Exercise brief:
Reproduce each record below exactly as written.

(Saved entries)
--- begin ---

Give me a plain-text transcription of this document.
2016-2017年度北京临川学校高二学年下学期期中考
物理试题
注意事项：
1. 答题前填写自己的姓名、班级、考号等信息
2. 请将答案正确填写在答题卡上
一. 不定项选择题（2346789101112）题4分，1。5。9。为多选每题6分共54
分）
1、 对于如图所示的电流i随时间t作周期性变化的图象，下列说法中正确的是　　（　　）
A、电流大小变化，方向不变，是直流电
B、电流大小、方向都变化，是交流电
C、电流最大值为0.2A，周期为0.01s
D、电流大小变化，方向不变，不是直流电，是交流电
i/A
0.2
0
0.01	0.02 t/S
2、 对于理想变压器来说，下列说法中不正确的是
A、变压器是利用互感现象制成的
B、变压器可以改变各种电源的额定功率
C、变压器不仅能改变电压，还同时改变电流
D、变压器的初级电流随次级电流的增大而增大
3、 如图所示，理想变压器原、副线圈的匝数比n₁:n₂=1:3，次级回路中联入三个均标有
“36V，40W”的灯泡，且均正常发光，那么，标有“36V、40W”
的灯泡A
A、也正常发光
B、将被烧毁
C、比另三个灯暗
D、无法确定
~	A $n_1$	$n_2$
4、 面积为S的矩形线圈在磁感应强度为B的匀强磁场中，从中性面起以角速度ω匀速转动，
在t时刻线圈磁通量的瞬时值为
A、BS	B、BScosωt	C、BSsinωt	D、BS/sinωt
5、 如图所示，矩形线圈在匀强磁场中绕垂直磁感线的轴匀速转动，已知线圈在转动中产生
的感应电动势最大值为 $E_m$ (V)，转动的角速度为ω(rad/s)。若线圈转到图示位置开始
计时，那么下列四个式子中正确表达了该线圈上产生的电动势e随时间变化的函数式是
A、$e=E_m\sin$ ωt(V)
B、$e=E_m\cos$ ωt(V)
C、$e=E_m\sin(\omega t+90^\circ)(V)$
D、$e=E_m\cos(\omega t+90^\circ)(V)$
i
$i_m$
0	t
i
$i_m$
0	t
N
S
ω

--- end ---

The output:
Give me a plain-text transcription of this document.
2016-2017年度北京临川学校高二学年下学期期中考
物理试题
注意事项：
1. 答题前填写自己的姓名、班级、考号等信息
2. 请将答案正确填写在答题卡上
一. 不定项选择题（2346789101112）题4分，1。5。9。为多选每题6分共54
分）
1、 对于如图所示的电流i随时间t作周期性变化的图象，下列说法中正确的是　　（　　）
A、电流大小变化，方向不变，是直流电
B、电流大小、方向都变化，是交流电
C、电流最大值为0.2A，周期为0.01s
D、电流大小变化，方向不变，不是直流电，是交流电
i/A
0.2
0
0.01	0.02 t/S
2、 对于理想变压器来说，下列说法中不正确的是
A、变压器是利用互感现象制成的
B、变压器可以改变各种电源的额定功率
C、变压器不仅能改变电压，还同时改变电流
D、变压器的初级电流随次级电流的增大而增大
3、 如图所示，理想变压器原、副线圈的匝数比n₁:n₂=1:3，次级回路中联入三个均标有
“36V，40W”的灯泡，且均正常发光，那么，标有“36V、40W”
的灯泡A
A、也正常发光
B、将被烧毁
C、比另三个灯暗
D、无法确定
~	A $n_1$	$n_2$
4、 面积为S的矩形线圈在磁感应强度为B的匀强磁场中，从中性面起以角速度ω匀速转动，
在t时刻线圈磁通量的瞬时值为
A、BS	B、BScosωt	C、BSsinωt	D、BS/sinωt
5、 如图所示，矩形线圈在匀强磁场中绕垂直磁感线的轴匀速转动，已知线圈在转动中产生
的感应电动势最大值为 $E_m$ (V)，转动的角速度为ω(rad/s)。若线圈转到图示位置开始
计时，那么下列四个式子中正确表达了该线圈上产生的电动势e随时间变化的函数式是
A、$e=E_m\sin$ ωt(V)
B、$e=E_m\cos$ ωt(V)
C、$e=E_m\sin(\omega t+90^\circ)(V)$
D、$e=E_m\cos(\omega t+90^\circ)(V)$
i
$i_m$
0	t
i
$i_m$
0	t
N
S
ω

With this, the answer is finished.